---- Extracted information

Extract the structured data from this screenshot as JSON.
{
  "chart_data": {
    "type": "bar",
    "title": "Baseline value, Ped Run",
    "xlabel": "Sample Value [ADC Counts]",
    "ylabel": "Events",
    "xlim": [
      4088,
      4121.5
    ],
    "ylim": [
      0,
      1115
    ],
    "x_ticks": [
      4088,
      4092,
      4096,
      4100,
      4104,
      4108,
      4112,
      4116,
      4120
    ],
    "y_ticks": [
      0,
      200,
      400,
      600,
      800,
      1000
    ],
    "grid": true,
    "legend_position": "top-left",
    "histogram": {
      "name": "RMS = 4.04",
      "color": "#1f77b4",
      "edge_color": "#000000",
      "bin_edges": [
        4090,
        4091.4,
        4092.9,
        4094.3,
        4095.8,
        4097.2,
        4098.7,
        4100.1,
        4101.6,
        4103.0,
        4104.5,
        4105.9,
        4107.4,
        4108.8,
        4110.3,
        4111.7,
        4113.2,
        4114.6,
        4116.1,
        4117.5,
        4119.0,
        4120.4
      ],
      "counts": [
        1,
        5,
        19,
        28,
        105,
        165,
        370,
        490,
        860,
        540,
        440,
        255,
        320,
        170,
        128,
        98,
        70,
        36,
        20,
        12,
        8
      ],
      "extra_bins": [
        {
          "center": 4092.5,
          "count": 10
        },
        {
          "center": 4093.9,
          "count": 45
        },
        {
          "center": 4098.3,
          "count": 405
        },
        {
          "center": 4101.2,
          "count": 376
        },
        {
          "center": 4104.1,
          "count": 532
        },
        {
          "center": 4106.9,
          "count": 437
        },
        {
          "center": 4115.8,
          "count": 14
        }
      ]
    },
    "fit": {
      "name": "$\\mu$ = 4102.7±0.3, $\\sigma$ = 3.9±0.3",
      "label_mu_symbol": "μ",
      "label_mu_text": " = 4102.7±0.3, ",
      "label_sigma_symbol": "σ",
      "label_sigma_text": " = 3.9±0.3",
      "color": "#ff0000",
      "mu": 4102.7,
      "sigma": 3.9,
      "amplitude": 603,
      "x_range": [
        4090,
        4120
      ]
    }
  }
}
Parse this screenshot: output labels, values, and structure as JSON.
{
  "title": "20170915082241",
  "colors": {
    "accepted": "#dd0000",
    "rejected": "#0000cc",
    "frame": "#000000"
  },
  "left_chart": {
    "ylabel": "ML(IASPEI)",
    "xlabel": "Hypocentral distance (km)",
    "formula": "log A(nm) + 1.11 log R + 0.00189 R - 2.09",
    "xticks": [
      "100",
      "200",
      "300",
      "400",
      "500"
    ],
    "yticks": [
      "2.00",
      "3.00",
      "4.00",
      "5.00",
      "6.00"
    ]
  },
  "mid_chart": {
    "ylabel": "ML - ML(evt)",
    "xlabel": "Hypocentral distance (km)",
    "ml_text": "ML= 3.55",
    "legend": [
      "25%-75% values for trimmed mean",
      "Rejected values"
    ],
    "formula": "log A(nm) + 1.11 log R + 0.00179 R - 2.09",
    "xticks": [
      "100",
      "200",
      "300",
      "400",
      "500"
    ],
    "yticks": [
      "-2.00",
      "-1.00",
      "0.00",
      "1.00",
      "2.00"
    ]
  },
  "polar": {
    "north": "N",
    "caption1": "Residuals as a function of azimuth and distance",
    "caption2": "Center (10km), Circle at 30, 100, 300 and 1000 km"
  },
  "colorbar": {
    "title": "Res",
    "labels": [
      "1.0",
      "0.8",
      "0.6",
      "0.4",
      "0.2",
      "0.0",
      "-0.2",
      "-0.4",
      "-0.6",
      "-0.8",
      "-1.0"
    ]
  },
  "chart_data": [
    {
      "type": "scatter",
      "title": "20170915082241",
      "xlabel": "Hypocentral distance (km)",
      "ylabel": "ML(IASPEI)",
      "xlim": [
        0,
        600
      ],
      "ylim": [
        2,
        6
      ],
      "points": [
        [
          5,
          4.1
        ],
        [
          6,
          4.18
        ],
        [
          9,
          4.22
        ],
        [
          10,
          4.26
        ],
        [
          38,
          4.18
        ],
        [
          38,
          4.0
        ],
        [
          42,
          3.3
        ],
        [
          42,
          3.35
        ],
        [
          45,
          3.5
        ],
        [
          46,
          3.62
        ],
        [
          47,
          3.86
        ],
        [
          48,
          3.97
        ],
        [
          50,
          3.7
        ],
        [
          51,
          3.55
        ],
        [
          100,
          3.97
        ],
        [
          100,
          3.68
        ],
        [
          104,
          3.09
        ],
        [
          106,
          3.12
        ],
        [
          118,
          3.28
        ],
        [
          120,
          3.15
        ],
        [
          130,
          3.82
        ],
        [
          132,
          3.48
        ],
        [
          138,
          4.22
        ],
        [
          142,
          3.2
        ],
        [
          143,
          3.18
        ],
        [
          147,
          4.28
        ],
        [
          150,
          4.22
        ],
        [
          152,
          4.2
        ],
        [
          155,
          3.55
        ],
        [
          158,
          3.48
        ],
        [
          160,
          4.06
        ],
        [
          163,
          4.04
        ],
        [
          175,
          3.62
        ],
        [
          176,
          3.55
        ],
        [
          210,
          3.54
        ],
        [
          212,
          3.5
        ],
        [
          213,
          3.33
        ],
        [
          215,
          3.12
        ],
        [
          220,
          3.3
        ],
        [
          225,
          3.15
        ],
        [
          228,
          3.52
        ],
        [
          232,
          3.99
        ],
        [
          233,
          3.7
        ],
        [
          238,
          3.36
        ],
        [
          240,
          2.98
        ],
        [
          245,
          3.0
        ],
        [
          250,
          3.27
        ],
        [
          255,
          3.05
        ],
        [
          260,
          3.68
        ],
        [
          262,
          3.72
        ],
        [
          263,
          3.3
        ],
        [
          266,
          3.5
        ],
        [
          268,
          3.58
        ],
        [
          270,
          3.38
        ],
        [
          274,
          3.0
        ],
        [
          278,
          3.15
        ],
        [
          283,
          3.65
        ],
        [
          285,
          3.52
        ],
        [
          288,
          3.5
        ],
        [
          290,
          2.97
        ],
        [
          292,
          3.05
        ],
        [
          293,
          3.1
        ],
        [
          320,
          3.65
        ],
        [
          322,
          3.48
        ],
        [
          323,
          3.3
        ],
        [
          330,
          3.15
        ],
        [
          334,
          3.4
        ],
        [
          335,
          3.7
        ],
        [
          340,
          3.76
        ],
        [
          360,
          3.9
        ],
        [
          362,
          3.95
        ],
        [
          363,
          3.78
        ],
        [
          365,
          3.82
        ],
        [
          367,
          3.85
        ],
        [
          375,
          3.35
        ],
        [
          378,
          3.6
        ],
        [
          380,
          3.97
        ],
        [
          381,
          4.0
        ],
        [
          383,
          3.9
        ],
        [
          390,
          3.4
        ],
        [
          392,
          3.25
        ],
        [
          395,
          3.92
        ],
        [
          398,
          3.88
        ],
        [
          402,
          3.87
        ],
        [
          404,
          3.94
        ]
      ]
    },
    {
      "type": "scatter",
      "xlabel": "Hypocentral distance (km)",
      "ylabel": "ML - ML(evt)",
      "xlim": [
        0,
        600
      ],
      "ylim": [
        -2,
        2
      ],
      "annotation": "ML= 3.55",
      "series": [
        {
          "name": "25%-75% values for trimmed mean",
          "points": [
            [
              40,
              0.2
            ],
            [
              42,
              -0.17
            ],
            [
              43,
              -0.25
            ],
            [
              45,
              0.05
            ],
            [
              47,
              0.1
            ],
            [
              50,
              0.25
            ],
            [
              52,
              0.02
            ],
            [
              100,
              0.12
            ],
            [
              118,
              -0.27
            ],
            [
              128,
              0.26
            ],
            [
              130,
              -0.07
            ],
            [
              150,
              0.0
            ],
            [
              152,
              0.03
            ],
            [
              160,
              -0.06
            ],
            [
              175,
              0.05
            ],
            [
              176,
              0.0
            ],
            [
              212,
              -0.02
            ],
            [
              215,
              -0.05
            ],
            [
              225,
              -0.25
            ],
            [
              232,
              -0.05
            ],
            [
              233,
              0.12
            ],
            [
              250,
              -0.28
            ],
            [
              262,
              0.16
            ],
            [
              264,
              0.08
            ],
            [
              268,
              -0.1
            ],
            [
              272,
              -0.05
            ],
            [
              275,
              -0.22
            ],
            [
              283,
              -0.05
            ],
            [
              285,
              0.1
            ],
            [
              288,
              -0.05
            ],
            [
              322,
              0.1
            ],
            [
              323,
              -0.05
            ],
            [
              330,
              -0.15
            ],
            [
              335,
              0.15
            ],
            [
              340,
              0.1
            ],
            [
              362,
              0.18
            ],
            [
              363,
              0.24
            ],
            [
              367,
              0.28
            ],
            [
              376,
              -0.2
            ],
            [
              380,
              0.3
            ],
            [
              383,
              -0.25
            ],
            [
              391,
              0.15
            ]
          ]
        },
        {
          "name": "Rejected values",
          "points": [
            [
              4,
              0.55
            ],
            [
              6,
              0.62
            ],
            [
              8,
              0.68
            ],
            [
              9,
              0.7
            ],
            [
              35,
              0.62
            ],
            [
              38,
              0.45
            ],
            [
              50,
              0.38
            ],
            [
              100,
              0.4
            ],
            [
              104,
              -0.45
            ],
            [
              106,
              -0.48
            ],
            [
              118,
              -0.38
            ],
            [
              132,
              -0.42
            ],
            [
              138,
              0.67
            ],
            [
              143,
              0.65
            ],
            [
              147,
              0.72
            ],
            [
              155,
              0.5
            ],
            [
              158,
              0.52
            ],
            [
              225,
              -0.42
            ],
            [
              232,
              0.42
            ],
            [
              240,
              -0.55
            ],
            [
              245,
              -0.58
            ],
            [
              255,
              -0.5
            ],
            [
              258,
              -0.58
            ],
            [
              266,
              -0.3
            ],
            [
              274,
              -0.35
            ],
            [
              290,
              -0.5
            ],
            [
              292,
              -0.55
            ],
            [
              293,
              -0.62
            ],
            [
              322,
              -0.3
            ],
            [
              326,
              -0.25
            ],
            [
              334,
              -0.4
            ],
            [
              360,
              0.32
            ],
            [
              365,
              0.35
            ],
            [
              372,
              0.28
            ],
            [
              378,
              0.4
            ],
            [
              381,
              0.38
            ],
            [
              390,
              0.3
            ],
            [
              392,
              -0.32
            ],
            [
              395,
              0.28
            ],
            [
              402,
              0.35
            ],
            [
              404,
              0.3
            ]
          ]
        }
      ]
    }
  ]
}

--------

§ **Instruction**
Gather each line of the records holding the string "this".

§ **Task output**
Extract the structured data from this screenshot as JSON.
Parse this screenshot: output labels, values, and structure as JSON.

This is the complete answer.